▶ _Stated problem_
Make an exact copy of the records, with the images left out.

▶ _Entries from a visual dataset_
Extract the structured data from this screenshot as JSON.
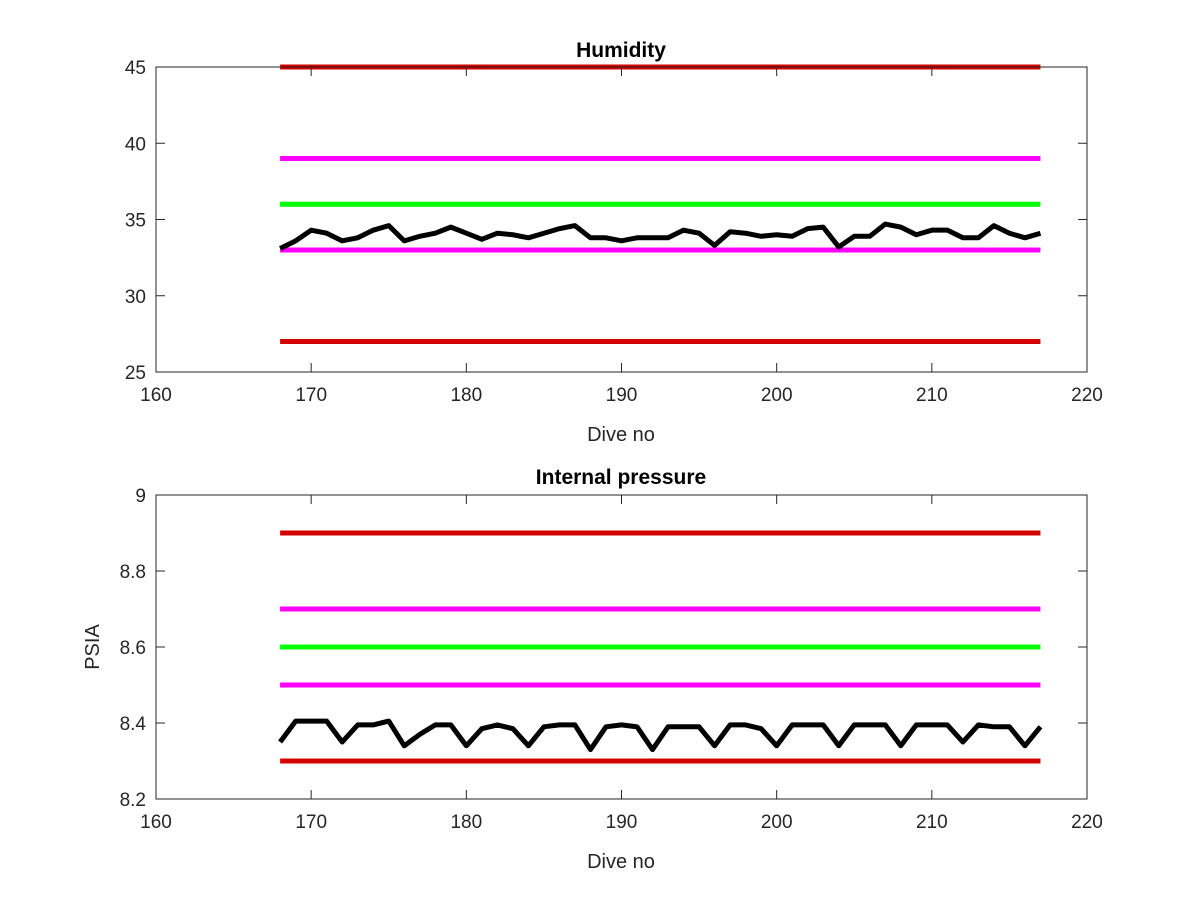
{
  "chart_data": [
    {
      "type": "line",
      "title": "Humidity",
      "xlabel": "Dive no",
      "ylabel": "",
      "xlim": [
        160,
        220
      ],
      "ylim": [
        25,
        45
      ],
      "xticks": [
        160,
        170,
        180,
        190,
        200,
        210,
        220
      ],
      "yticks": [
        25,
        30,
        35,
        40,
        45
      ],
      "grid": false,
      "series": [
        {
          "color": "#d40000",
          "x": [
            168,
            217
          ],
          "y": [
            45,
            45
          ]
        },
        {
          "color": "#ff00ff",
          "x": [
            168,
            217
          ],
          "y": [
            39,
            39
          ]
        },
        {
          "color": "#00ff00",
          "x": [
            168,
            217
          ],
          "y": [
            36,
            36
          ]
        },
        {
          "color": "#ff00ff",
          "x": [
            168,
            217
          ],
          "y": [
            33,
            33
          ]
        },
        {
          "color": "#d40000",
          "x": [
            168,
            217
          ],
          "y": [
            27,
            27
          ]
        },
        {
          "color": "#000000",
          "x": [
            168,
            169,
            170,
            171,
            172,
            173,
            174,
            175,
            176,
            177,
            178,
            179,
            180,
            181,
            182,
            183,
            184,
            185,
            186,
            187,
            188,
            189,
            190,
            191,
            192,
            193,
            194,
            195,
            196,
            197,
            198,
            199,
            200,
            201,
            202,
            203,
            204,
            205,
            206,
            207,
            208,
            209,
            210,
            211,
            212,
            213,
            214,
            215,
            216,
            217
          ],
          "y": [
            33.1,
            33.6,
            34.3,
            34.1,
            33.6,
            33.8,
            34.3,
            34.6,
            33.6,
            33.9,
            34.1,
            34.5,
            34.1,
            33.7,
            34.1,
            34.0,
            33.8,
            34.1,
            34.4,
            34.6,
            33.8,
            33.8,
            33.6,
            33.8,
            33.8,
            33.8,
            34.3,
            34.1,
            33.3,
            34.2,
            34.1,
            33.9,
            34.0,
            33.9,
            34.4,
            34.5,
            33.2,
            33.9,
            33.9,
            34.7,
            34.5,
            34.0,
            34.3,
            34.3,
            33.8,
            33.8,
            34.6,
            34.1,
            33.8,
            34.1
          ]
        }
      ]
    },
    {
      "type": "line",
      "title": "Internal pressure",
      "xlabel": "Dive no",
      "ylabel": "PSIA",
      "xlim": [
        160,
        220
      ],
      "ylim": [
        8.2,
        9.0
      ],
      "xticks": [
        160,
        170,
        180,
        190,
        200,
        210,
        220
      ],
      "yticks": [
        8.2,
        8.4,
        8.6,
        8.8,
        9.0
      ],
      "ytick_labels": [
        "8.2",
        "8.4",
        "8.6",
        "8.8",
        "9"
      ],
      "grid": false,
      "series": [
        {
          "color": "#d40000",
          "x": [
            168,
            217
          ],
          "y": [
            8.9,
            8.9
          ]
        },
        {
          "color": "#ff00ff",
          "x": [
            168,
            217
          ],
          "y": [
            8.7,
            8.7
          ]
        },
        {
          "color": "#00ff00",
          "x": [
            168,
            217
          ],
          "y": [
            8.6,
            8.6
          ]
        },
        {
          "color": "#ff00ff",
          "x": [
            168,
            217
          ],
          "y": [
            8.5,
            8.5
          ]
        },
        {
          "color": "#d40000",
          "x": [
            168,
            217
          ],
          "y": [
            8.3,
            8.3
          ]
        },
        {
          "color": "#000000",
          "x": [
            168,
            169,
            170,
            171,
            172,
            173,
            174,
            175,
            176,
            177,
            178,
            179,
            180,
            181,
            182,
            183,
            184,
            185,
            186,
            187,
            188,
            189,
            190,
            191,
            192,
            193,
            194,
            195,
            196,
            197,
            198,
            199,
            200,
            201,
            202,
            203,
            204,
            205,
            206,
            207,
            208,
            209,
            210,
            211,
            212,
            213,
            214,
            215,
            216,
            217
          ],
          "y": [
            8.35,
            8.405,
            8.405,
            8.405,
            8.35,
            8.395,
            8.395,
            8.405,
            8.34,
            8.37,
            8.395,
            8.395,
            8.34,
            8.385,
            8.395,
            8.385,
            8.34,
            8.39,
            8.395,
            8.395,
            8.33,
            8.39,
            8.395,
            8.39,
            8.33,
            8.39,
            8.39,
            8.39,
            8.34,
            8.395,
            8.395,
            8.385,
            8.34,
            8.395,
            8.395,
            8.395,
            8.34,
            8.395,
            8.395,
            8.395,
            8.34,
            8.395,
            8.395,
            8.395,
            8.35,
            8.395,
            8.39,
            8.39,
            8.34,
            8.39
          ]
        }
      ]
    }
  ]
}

▶ _Reply to the task_
Extract the structured data from this screenshot as JSON.
{
  "chart_data": [
    {
      "type": "line",
      "title": "Humidity",
      "xlabel": "Dive no",
      "ylabel": "",
      "xlim": [
        160,
        220
      ],
      "ylim": [
        25,
        45
      ],
      "xticks": [
        160,
        170,
        180,
        190,
        200,
        210,
        220
      ],
      "yticks": [
        25,
        30,
        35,
        40,
        45
      ],
      "grid": false,
      "series": [
        {
          "color": "#d40000",
          "x": [
            168,
            217
          ],
          "y": [
            45,
            45
          ]
        },
        {
          "color": "#ff00ff",
          "x": [
            168,
            217
          ],
          "y": [
            39,
            39
          ]
        },
        {
          "color": "#00ff00",
          "x": [
            168,
            217
          ],
          "y": [
            36,
            36
          ]
        },
        {
          "color": "#ff00ff",
          "x": [
            168,
            217
          ],
          "y": [
            33,
            33
          ]
        },
        {
          "color": "#d40000",
          "x": [
            168,
            217
          ],
          "y": [
            27,
            27
          ]
        },
        {
          "color": "#000000",
          "x": [
            168,
            169,
            170,
            171,
            172,
            173,
            174,
            175,
            176,
            177,
            178,
            179,
            180,
            181,
            182,
            183,
            184,
            185,
            186,
            187,
            188,
            189,
            190,
            191,
            192,
            193,
            194,
            195,
            196,
            197,
            198,
            199,
            200,
            201,
            202,
            203,
            204,
            205,
            206,
            207,
            208,
            209,
            210,
            211,
            212,
            213,
            214,
            215,
            216,
            217
          ],
          "y": [
            33.1,
            33.6,
            34.3,
            34.1,
            33.6,
            33.8,
            34.3,
            34.6,
            33.6,
            33.9,
            34.1,
            34.5,
            34.1,
            33.7,
            34.1,
            34.0,
            33.8,
            34.1,
            34.4,
            34.6,
            33.8,
            33.8,
            33.6,
            33.8,
            33.8,
            33.8,
            34.3,
            34.1,
            33.3,
            34.2,
            34.1,
            33.9,
            34.0,
            33.9,
            34.4,
            34.5,
            33.2,
            33.9,
            33.9,
            34.7,
            34.5,
            34.0,
            34.3,
            34.3,
            33.8,
            33.8,
            34.6,
            34.1,
            33.8,
            34.1
          ]
        }
      ]
    },
    {
      "type": "line",
      "title": "Internal pressure",
      "xlabel": "Dive no",
      "ylabel": "PSIA",
      "xlim": [
        160,
        220
      ],
      "ylim": [
        8.2,
        9.0
      ],
      "xticks": [
        160,
        170,
        180,
        190,
        200,
        210,
        220
      ],
      "yticks": [
        8.2,
        8.4,
        8.6,
        8.8,
        9.0
      ],
      "ytick_labels": [
        "8.2",
        "8.4",
        "8.6",
        "8.8",
        "9"
      ],
      "grid": false,
      "series": [
        {
          "color": "#d40000",
          "x": [
            168,
            217
          ],
          "y": [
            8.9,
            8.9
          ]
        },
        {
          "color": "#ff00ff",
          "x": [
            168,
            217
          ],
          "y": [
            8.7,
            8.7
          ]
        },
        {
          "color": "#00ff00",
          "x": [
            168,
            217
          ],
          "y": [
            8.6,
            8.6
          ]
        },
        {
          "color": "#ff00ff",
          "x": [
            168,
            217
          ],
          "y": [
            8.5,
            8.5
          ]
        },
        {
          "color": "#d40000",
          "x": [
            168,
            217
          ],
          "y": [
            8.3,
            8.3
          ]
        },
        {
          "color": "#000000",
          "x": [
            168,
            169,
            170,
            171,
            172,
            173,
            174,
            175,
            176,
            177,
            178,
            179,
            180,
            181,
            182,
            183,
            184,
            185,
            186,
            187,
            188,
            189,
            190,
            191,
            192,
            193,
            194,
            195,
            196,
            197,
            198,
            199,
            200,
            201,
            202,
            203,
            204,
            205,
            206,
            207,
            208,
            209,
            210,
            211,
            212,
            213,
            214,
            215,
            216,
            217
          ],
          "y": [
            8.35,
            8.405,
            8.405,
            8.405,
            8.35,
            8.395,
            8.395,
            8.405,
            8.34,
            8.37,
            8.395,
            8.395,
            8.34,
            8.385,
            8.395,
            8.385,
            8.34,
            8.39,
            8.395,
            8.395,
            8.33,
            8.39,
            8.395,
            8.39,
            8.33,
            8.39,
            8.39,
            8.39,
            8.34,
            8.395,
            8.395,
            8.385,
            8.34,
            8.395,
            8.395,
            8.395,
            8.34,
            8.395,
            8.395,
            8.395,
            8.34,
            8.395,
            8.395,
            8.395,
            8.35,
            8.395,
            8.39,
            8.39,
            8.34,
            8.39
          ]
        }
      ]
    }
  ]
}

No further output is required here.